**STATED TASK**
Extract the full set of records, then give each one again exactly.

______

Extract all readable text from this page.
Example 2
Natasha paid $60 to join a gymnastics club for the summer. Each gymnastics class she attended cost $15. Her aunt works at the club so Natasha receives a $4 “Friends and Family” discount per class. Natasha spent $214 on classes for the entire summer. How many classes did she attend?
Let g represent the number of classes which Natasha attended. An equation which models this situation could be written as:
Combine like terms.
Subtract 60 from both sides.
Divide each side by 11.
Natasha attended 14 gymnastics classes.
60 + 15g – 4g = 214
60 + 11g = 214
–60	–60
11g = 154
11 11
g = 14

______

**EXPECTED ANSWER**
Extract all readable text from this page.
Example 2
Natasha paid $60 to join a gymnastics club for the summer. Each gymnastics class she attended cost $15. Her aunt works at the club so Natasha receives a $4 “Friends and Family” discount per class. Natasha spent $214 on classes for the entire summer. How many classes did she attend?
Let g represent the number of classes which Natasha attended. An equation which models this situation could be written as:
Combine like terms.
Subtract 60 from both sides.
Divide each side by 11.
Natasha attended 14 gymnastics classes.
60 + 15g – 4g = 214
60 + 11g = 214
–60	–60
11g = 154
11 11
g = 14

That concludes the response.